▶ TASK REQUIREMENTS: Extract each line where the string "Confidence" shows up.

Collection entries
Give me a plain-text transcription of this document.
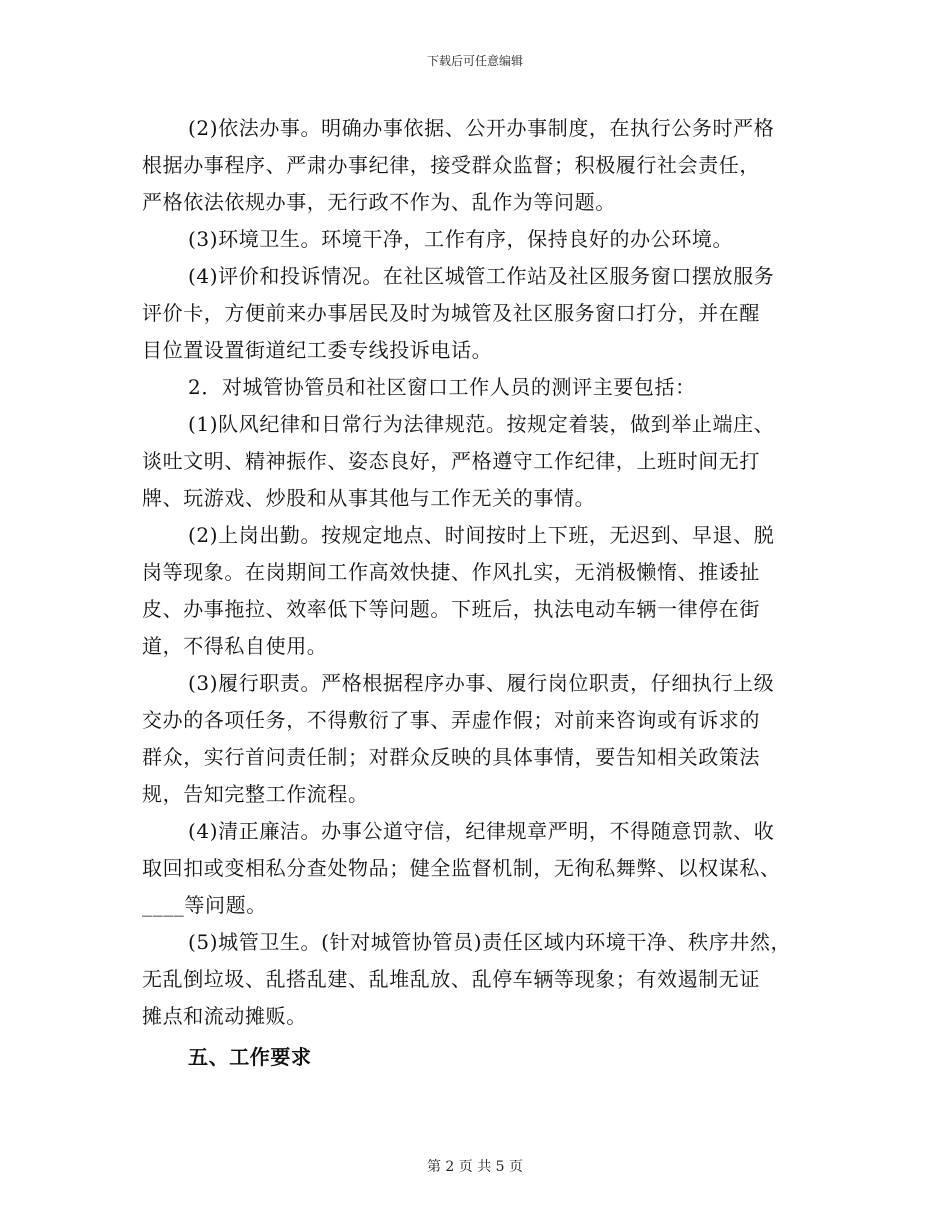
下载后可任意编辑
(2)依法办事。明确办事依据、公开办事制度，在执行公务时严格
根据办事程序、严肃办事纪律，接受群众监督；积极履行社会责任，
严格依法依规办事，无行政不作为、乱作为等问题。
(3)环境卫生。环境干净，工作有序，保持良好的办公环境。
(4)评价和投诉情况。在社区城管工作站及社区服务窗口摆放服务
评价卡，方便前来办事居民及时为城管及社区服务窗口打分，并在醒
目位置设置街道纪工委专线投诉电话。
2．对城管协管员和社区窗口工作人员的测评主要包括：
(1)队风纪律和日常行为法律规范。按规定着装，做到举止端庄、
谈吐文明、精神振作、姿态良好，严格遵守工作纪律，上班时间无打
牌、玩游戏、炒股和从事其他与工作无关的事情。
(2)上岗出勤。按规定地点、时间按时上下班，无迟到、早退、脱
岗等现象。在岗期间工作高效快捷、作风扎实，无消极懒惰、推诿扯
皮、办事拖拉、效率低下等问题。下班后，执法电动车辆一律停在街
道，不得私自使用。
(3)履行职责。严格根据程序办事、履行岗位职责，仔细执行上级
交办的各项任务，不得敷衍了事、弄虚作假；对前来咨询或有诉求的
群众，实行首问责任制；对群众反映的具体事情，要告知相关政策法
规，告知完整工作流程。
(4)清正廉洁。办事公道守信，纪律规章严明，不得随意罚款、收
取回扣或变相私分查处物品；健全监督机制，无徇私舞弊、以权谋私、
____等问题。
(5)城管卫生。(针对城管协管员)责任区域内环境干净、秩序井然，
无乱倒垃圾、乱搭乱建、乱堆乱放、乱停车辆等现象；有效遏制无证
摊点和流动摊贩。
五、工作要求
第 2 页 共 5 页
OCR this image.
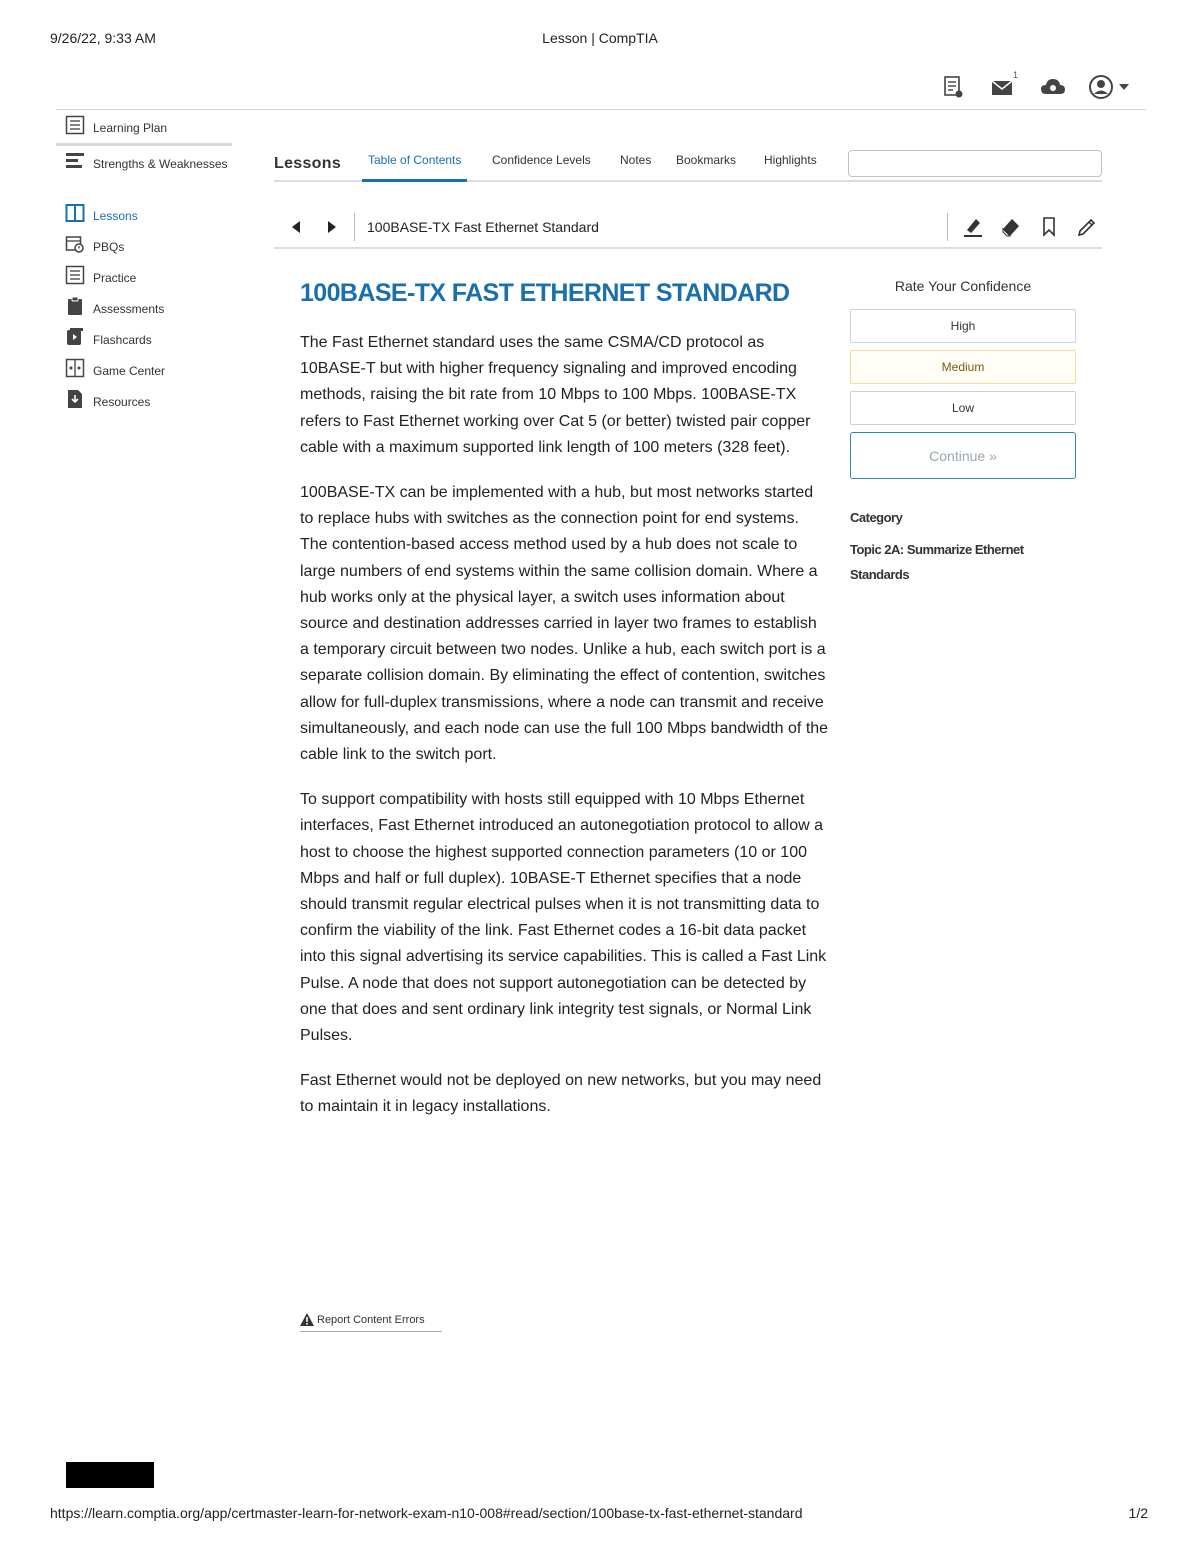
9/26/22, 9:33 AM	Lesson | CompTIA
1
Learning Plan
Strengths & Weaknesses
Lessons
PBQs
Practice
Assessments
Flashcards
Game Center
Resources
Lessons	Table of Contents	Confidence Levels Notes Bookmarks Highlights
100BASE-TX Fast Ethernet Standard
100BASE-TX FAST ETHERNET STANDARD

The Fast Ethernet standard uses the same CSMA/CD protocol as 10BASE-T but with higher frequency signaling and improved encoding methods, raising the bit rate from 10 Mbps to 100 Mbps. 100BASE-TX refers to Fast Ethernet working over Cat 5 (or better) twisted pair copper cable with a maximum supported link length of 100 meters (328 feet).

100BASE-TX can be implemented with a hub, but most networks started to replace hubs with switches as the connection point for end systems. The contention-based access method used by a hub does not scale to large numbers of end systems within the same collision domain. Where a hub works only at the physical layer, a switch uses information about source and destination addresses carried in layer two frames to establish a temporary circuit between two nodes. Unlike a hub, each switch port is a separate collision domain. By eliminating the effect of contention, switches allow for full-duplex transmissions, where a node can transmit and receive simultaneously, and each node can use the full 100 Mbps bandwidth of the cable link to the switch port.

To support compatibility with hosts still equipped with 10 Mbps Ethernet interfaces, Fast Ethernet introduced an autonegotiation protocol to allow a host to choose the highest supported connection parameters (10 or 100 Mbps and half or full duplex). 10BASE-T Ethernet specifies that a node should transmit regular electrical pulses when it is not transmitting data to confirm the viability of the link. Fast Ethernet codes a 16-bit data packet into this signal advertising its service capabilities. This is called a Fast Link Pulse. A node that does not support autonegotiation can be detected by one that does and sent ordinary link integrity test signals, or Normal Link Pulses.

Fast Ethernet would not be deployed on new networks, but you may need to maintain it in legacy installations.

Report Content Errors
Rate Your Confidence
High
Medium
Low
Continue »
Category
Topic 2A: Summarize Ethernet Standards
https://learn.comptia.org/app/certmaster-learn-for-network-exam-n10-008#read/section/100base-tx-fast-ethernet-standard	1/2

▶ TASK RESPONSE:
Lessons	Table of Contents	Confidence Levels Notes Bookmarks Highlights
Rate Your Confidence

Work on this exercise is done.